>> begin Records shown

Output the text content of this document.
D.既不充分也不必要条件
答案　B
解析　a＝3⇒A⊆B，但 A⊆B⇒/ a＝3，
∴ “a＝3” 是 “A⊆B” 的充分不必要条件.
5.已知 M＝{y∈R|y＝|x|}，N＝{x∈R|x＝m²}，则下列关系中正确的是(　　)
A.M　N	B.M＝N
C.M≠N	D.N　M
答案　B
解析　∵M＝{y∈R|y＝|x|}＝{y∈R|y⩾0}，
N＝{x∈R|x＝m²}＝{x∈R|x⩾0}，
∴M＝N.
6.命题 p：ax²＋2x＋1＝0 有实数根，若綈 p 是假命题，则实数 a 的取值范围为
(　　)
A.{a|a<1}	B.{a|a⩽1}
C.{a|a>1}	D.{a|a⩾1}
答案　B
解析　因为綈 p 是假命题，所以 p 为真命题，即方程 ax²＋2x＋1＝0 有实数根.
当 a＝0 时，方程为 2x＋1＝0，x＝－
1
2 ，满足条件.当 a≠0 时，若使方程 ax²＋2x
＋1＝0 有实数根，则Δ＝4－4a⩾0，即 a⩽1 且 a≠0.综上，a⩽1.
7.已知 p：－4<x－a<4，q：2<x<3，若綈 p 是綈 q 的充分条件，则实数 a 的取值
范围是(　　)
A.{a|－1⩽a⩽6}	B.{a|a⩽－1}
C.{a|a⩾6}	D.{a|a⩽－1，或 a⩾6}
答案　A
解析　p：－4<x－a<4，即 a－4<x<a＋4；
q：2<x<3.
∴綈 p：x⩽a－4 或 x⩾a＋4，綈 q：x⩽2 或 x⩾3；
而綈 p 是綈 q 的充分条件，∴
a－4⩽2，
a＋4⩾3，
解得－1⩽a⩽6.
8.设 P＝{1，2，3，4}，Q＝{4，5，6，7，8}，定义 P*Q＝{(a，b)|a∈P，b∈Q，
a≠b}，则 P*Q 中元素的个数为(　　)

>> end Records shown

[The task]
Reproduce the listing above verbatim, from first line to last.

[Task answer]
Output the text content of this document.
D.既不充分也不必要条件
答案　B
解析　a＝3⇒A⊆B，但 A⊆B⇒/ a＝3，
∴ “a＝3” 是 “A⊆B” 的充分不必要条件.
5.已知 M＝{y∈R|y＝|x|}，N＝{x∈R|x＝m²}，则下列关系中正确的是(　　)
A.M　N	B.M＝N
C.M≠N	D.N　M
答案　B
解析　∵M＝{y∈R|y＝|x|}＝{y∈R|y⩾0}，
N＝{x∈R|x＝m²}＝{x∈R|x⩾0}，
∴M＝N.
6.命题 p：ax²＋2x＋1＝0 有实数根，若綈 p 是假命题，则实数 a 的取值范围为
(　　)
A.{a|a<1}	B.{a|a⩽1}
C.{a|a>1}	D.{a|a⩾1}
答案　B
解析　因为綈 p 是假命题，所以 p 为真命题，即方程 ax²＋2x＋1＝0 有实数根.
当 a＝0 时，方程为 2x＋1＝0，x＝－
1
2 ，满足条件.当 a≠0 时，若使方程 ax²＋2x
＋1＝0 有实数根，则Δ＝4－4a⩾0，即 a⩽1 且 a≠0.综上，a⩽1.
7.已知 p：－4<x－a<4，q：2<x<3，若綈 p 是綈 q 的充分条件，则实数 a 的取值
范围是(　　)
A.{a|－1⩽a⩽6}	B.{a|a⩽－1}
C.{a|a⩾6}	D.{a|a⩽－1，或 a⩾6}
答案　A
解析　p：－4<x－a<4，即 a－4<x<a＋4；
q：2<x<3.
∴綈 p：x⩽a－4 或 x⩾a＋4，綈 q：x⩽2 或 x⩾3；
而綈 p 是綈 q 的充分条件，∴
a－4⩽2，
a＋4⩾3，
解得－1⩽a⩽6.
8.设 P＝{1，2，3，4}，Q＝{4，5，6，7，8}，定义 P*Q＝{(a，b)|a∈P，b∈Q，
a≠b}，则 P*Q 中元素的个数为(　　)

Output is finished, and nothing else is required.